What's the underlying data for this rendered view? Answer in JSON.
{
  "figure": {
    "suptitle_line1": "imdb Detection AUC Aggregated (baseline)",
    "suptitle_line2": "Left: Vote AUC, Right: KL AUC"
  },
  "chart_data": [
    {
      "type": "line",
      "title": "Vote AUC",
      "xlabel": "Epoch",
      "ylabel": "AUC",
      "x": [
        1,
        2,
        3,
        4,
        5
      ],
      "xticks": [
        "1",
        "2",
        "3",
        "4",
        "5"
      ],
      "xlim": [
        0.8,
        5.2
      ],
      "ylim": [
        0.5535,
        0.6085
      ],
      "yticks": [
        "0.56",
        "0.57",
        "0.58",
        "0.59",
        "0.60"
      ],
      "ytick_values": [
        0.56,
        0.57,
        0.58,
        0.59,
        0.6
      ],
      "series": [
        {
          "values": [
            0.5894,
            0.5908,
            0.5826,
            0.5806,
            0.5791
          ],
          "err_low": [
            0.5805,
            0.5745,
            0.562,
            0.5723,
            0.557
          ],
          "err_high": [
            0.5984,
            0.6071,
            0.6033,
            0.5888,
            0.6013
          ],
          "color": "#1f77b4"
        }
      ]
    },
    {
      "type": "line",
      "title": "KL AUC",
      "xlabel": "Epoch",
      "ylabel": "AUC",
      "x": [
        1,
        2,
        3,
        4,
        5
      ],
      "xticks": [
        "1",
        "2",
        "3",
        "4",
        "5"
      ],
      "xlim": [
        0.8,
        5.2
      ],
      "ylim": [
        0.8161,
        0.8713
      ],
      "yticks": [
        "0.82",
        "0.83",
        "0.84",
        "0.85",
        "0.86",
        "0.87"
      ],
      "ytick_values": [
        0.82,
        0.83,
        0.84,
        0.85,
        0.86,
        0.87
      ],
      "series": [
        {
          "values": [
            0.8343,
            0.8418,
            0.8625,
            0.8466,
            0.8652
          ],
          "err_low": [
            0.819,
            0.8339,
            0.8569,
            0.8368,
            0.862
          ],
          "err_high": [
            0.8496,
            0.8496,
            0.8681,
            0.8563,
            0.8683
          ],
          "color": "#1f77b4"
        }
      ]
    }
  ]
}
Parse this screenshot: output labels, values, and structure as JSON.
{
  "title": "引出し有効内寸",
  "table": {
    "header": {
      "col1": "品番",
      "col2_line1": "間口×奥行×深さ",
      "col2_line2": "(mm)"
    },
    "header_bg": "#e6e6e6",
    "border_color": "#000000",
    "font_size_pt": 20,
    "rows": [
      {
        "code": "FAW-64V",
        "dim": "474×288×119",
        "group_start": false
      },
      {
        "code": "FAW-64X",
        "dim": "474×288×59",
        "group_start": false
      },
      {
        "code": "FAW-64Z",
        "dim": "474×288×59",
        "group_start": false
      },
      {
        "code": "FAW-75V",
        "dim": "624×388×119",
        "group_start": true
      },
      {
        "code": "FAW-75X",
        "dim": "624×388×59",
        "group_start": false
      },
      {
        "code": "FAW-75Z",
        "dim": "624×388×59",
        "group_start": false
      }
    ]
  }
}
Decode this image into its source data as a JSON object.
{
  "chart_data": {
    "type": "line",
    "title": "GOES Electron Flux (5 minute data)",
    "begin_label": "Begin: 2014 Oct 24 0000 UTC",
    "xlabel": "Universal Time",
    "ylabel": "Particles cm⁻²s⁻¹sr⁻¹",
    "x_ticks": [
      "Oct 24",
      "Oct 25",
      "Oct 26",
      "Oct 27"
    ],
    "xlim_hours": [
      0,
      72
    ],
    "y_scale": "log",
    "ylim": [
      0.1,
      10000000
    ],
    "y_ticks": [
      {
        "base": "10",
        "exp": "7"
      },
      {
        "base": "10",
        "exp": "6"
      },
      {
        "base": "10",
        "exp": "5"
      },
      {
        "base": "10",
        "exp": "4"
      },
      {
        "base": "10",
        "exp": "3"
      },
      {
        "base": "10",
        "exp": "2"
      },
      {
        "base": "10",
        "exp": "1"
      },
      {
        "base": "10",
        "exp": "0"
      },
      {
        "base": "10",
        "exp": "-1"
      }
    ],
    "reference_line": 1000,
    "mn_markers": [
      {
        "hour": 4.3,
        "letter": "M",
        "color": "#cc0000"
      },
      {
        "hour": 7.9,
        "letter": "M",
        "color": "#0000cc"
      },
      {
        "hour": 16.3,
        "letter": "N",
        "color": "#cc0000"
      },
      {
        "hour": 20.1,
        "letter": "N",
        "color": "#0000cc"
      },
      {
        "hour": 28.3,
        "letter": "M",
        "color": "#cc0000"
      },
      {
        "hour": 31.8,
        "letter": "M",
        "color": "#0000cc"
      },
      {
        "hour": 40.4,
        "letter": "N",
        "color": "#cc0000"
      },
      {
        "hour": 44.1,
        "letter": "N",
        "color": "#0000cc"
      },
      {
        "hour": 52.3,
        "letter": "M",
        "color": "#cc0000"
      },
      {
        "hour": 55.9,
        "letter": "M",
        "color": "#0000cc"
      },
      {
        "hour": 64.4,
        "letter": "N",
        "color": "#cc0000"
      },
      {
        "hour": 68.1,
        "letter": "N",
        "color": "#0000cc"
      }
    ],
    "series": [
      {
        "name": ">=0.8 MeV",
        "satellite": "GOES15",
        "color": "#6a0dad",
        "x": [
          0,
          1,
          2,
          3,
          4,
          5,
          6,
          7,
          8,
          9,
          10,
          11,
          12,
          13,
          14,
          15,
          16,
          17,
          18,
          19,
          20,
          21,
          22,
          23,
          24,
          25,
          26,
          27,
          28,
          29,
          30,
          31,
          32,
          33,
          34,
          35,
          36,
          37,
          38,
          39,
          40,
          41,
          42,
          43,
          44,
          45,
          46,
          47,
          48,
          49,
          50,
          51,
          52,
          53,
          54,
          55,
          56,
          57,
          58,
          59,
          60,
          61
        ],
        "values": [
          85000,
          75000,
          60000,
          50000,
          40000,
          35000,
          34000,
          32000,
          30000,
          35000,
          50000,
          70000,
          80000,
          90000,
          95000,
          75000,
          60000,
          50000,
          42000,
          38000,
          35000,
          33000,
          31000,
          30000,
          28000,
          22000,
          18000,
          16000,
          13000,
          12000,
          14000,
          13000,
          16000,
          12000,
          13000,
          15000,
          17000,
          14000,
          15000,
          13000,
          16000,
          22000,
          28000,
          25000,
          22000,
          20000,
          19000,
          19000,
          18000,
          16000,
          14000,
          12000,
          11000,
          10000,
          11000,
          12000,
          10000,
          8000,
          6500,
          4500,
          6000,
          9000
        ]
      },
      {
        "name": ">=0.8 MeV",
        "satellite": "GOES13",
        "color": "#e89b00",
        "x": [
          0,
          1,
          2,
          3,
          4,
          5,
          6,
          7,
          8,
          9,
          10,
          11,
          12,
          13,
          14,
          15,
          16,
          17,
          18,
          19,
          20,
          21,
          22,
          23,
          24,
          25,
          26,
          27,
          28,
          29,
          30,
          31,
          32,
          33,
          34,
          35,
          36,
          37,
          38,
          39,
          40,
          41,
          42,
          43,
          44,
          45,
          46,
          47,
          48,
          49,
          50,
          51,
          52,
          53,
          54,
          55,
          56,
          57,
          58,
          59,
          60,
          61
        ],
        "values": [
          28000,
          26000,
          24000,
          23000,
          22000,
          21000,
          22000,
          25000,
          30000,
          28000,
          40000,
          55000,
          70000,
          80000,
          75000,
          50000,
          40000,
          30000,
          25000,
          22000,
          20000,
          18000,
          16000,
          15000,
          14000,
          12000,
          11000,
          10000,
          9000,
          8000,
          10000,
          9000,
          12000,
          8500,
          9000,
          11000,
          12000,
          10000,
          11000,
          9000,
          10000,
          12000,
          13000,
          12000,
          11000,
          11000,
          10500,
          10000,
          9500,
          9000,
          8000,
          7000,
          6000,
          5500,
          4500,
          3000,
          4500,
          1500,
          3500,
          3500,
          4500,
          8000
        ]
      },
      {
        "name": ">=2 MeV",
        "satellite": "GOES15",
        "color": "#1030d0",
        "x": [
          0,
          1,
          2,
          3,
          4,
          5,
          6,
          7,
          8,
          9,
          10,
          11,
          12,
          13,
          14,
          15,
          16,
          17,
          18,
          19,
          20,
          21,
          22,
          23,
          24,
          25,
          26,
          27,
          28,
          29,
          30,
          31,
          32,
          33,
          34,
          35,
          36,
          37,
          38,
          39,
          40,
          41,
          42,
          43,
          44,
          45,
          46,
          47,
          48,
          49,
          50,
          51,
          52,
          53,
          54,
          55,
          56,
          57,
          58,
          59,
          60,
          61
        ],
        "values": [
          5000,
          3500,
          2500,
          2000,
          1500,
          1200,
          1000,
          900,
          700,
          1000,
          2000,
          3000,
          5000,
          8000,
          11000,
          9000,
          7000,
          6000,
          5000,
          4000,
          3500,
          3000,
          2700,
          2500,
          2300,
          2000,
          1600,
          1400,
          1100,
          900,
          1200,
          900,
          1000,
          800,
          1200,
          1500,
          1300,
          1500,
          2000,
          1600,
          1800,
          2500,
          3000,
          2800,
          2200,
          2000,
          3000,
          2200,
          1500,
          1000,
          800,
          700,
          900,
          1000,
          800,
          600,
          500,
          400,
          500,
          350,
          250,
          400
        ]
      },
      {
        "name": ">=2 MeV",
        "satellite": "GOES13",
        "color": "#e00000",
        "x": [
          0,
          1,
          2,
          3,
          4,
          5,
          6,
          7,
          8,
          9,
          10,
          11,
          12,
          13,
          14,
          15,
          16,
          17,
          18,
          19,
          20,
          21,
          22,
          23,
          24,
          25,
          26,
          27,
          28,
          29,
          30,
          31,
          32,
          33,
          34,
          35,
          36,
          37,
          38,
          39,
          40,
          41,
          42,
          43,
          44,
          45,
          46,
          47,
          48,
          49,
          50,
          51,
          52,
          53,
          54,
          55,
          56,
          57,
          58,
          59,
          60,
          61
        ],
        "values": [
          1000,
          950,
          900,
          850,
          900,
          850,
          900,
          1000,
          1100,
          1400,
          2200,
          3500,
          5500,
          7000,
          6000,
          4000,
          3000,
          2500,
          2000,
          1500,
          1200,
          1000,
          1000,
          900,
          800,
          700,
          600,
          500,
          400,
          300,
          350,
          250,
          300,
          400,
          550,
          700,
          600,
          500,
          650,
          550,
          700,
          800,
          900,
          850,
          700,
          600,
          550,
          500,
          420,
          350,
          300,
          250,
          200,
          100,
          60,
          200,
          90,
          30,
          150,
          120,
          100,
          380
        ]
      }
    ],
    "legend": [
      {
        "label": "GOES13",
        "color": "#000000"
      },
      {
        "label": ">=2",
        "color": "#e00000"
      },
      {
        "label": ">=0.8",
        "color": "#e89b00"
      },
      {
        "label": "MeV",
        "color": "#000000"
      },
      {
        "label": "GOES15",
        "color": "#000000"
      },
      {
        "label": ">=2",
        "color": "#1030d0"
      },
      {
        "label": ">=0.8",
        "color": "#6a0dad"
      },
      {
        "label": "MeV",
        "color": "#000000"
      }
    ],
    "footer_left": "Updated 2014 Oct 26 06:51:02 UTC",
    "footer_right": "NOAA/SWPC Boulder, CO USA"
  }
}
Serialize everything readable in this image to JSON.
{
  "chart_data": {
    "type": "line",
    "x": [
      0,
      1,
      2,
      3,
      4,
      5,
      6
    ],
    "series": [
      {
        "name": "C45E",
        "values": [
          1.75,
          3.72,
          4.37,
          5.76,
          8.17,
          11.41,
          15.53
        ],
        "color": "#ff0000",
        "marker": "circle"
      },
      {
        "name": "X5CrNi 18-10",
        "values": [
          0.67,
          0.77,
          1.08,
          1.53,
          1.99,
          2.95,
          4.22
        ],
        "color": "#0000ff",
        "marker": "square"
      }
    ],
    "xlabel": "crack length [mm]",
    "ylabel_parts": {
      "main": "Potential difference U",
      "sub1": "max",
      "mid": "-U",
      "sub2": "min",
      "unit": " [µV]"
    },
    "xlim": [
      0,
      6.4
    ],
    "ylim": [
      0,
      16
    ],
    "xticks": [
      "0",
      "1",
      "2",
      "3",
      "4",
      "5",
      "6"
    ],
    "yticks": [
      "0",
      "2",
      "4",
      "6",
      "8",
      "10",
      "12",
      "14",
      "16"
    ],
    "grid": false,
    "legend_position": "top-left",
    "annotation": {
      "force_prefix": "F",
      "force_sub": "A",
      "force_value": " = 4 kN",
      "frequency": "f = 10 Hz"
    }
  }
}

SET EXERCISE: Pull every line containing the word "xlabel" out of the material and copy it.

WRITTEN ANSWER:
      "xlabel": "Epoch",
      "xlabel": "Epoch",
    "xlabel": "Universal Time",
    "xlabel": "crack length [mm]",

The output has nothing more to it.